-- BEGIN The data --
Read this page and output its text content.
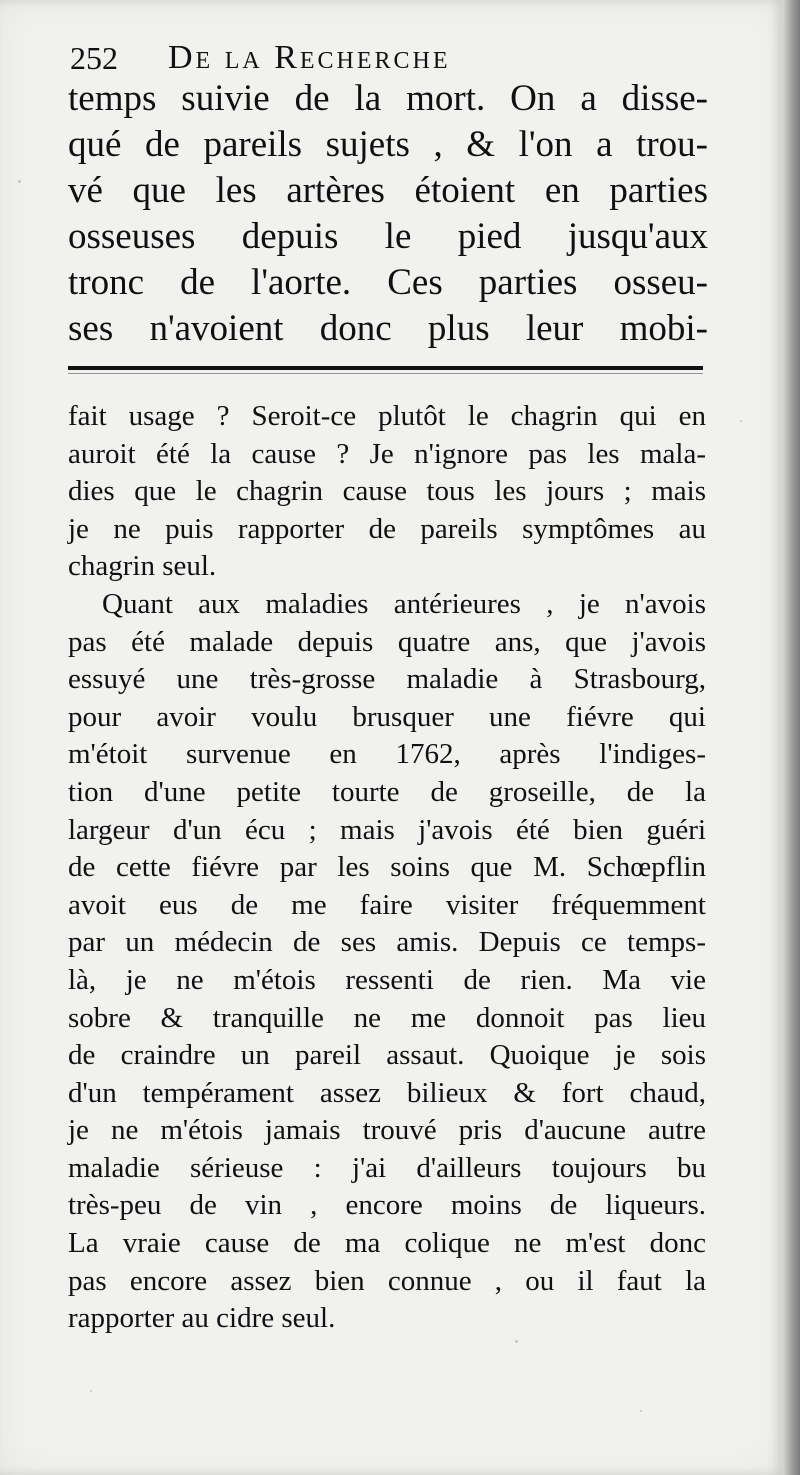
252 De la Recherche
temps suivie de la mort. On a disse-
qué de pareils sujets , & l'on a trou-
vé que les artères étoient en parties
osseuses depuis le pied jusqu'aux
tronc de l'aorte. Ces parties osseu-
ses n'avoient donc plus leur mobi-
fait usage ? Seroit-ce plutôt le chagrin qui en
auroit été la cause ? Je n'ignore pas les mala-
dies que le chagrin cause tous les jours ; mais
je ne puis rapporter de pareils symptômes au
chagrin seul.
Quant aux maladies antérieures , je n'avois
pas été malade depuis quatre ans, que j'avois
essuyé une très-grosse maladie à Strasbourg,
pour avoir voulu brusquer une fiévre qui
m'étoit survenue en 1762, après l'indiges-
tion d'une petite tourte de groseille, de la
largeur d'un écu ; mais j'avois été bien guéri
de cette fiévre par les soins que M. Schœpflin
avoit eus de me faire visiter fréquemment
par un médecin de ses amis. Depuis ce temps-
là, je ne m'étois ressenti de rien. Ma vie
sobre & tranquille ne me donnoit pas lieu
de craindre un pareil assaut. Quoique je sois
d'un tempérament assez bilieux & fort chaud,
je ne m'étois jamais trouvé pris d'aucune autre
maladie sérieuse : j'ai d'ailleurs toujours bu
très-peu de vin , encore moins de liqueurs.
La vraie cause de ma colique ne m'est donc
pas encore assez bien connue , ou il faut la
rapporter au cidre seul.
-- END The data --
Give an exact copy of the material, leaving out every picture.

Read this page and output its text content.
252 De la Recherche
temps suivie de la mort. On a disse-
qué de pareils sujets , & l'on a trou-
vé que les artères étoient en parties
osseuses depuis le pied jusqu'aux
tronc de l'aorte. Ces parties osseu-
ses n'avoient donc plus leur mobi-
fait usage ? Seroit-ce plutôt le chagrin qui en
auroit été la cause ? Je n'ignore pas les mala-
dies que le chagrin cause tous les jours ; mais
je ne puis rapporter de pareils symptômes au
chagrin seul.
Quant aux maladies antérieures , je n'avois
pas été malade depuis quatre ans, que j'avois
essuyé une très-grosse maladie à Strasbourg,
pour avoir voulu brusquer une fiévre qui
m'étoit survenue en 1762, après l'indiges-
tion d'une petite tourte de groseille, de la
largeur d'un écu ; mais j'avois été bien guéri
de cette fiévre par les soins que M. Schœpflin
avoit eus de me faire visiter fréquemment
par un médecin de ses amis. Depuis ce temps-
là, je ne m'étois ressenti de rien. Ma vie
sobre & tranquille ne me donnoit pas lieu
de craindre un pareil assaut. Quoique je sois
d'un tempérament assez bilieux & fort chaud,
je ne m'étois jamais trouvé pris d'aucune autre
maladie sérieuse : j'ai d'ailleurs toujours bu
très-peu de vin , encore moins de liqueurs.
La vraie cause de ma colique ne m'est donc
pas encore assez bien connue , ou il faut la
rapporter au cidre seul.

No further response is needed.